Requirement:
Restate the entries below word for word, omitting nothing.

[Stored records]
[start]
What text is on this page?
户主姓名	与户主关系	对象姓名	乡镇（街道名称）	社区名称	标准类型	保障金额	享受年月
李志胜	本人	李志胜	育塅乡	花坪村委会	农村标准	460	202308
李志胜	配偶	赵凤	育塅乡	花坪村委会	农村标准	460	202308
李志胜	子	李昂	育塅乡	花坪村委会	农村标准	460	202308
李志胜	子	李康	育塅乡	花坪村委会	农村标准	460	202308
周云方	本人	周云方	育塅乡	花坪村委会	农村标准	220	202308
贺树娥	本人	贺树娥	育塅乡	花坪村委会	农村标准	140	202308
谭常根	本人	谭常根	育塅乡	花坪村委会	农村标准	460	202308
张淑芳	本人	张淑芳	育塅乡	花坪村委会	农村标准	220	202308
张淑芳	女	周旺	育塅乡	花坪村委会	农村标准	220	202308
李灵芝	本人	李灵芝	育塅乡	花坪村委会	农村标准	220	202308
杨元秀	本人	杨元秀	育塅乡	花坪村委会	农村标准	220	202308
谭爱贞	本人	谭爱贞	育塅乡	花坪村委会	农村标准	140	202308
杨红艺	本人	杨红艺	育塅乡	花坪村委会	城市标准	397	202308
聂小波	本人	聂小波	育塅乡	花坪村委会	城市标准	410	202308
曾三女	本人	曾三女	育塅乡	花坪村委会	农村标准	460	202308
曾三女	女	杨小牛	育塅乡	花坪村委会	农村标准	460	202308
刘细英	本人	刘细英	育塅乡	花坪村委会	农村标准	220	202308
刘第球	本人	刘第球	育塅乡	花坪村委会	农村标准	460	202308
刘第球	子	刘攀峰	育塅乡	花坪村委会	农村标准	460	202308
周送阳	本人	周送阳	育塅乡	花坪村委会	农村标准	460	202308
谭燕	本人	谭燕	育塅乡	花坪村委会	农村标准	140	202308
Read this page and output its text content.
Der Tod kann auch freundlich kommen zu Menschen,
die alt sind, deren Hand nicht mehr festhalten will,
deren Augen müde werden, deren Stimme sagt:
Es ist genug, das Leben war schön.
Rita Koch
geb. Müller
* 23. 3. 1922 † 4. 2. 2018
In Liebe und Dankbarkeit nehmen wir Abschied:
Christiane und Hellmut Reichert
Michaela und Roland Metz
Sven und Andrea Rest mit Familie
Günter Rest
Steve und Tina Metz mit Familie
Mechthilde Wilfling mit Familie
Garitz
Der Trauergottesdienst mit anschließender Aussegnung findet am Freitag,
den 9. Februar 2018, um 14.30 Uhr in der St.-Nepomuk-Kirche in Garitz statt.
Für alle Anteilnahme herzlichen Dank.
[end]
Solution:
What text is on this page?
户主姓名	与户主关系	对象姓名	乡镇（街道名称）	社区名称	标准类型	保障金额	享受年月
李志胜	本人	李志胜	育塅乡	花坪村委会	农村标准	460	202308
李志胜	配偶	赵凤	育塅乡	花坪村委会	农村标准	460	202308
李志胜	子	李昂	育塅乡	花坪村委会	农村标准	460	202308
李志胜	子	李康	育塅乡	花坪村委会	农村标准	460	202308
周云方	本人	周云方	育塅乡	花坪村委会	农村标准	220	202308
贺树娥	本人	贺树娥	育塅乡	花坪村委会	农村标准	140	202308
谭常根	本人	谭常根	育塅乡	花坪村委会	农村标准	460	202308
张淑芳	本人	张淑芳	育塅乡	花坪村委会	农村标准	220	202308
张淑芳	女	周旺	育塅乡	花坪村委会	农村标准	220	202308
李灵芝	本人	李灵芝	育塅乡	花坪村委会	农村标准	220	202308
杨元秀	本人	杨元秀	育塅乡	花坪村委会	农村标准	220	202308
谭爱贞	本人	谭爱贞	育塅乡	花坪村委会	农村标准	140	202308
杨红艺	本人	杨红艺	育塅乡	花坪村委会	城市标准	397	202308
聂小波	本人	聂小波	育塅乡	花坪村委会	城市标准	410	202308
曾三女	本人	曾三女	育塅乡	花坪村委会	农村标准	460	202308
曾三女	女	杨小牛	育塅乡	花坪村委会	农村标准	460	202308
刘细英	本人	刘细英	育塅乡	花坪村委会	农村标准	220	202308
刘第球	本人	刘第球	育塅乡	花坪村委会	农村标准	460	202308
刘第球	子	刘攀峰	育塅乡	花坪村委会	农村标准	460	202308
周送阳	本人	周送阳	育塅乡	花坪村委会	农村标准	460	202308
谭燕	本人	谭燕	育塅乡	花坪村委会	农村标准	140	202308
Read this page and output its text content.
Der Tod kann auch freundlich kommen zu Menschen,
die alt sind, deren Hand nicht mehr festhalten will,
deren Augen müde werden, deren Stimme sagt:
Es ist genug, das Leben war schön.
Rita Koch
geb. Müller
* 23. 3. 1922 † 4. 2. 2018
In Liebe und Dankbarkeit nehmen wir Abschied:
Christiane und Hellmut Reichert
Michaela und Roland Metz
Sven und Andrea Rest mit Familie
Günter Rest
Steve und Tina Metz mit Familie
Mechthilde Wilfling mit Familie
Garitz
Der Trauergottesdienst mit anschließender Aussegnung findet am Freitag,
den 9. Februar 2018, um 14.30 Uhr in der St.-Nepomuk-Kirche in Garitz statt.
Für alle Anteilnahme herzlichen Dank.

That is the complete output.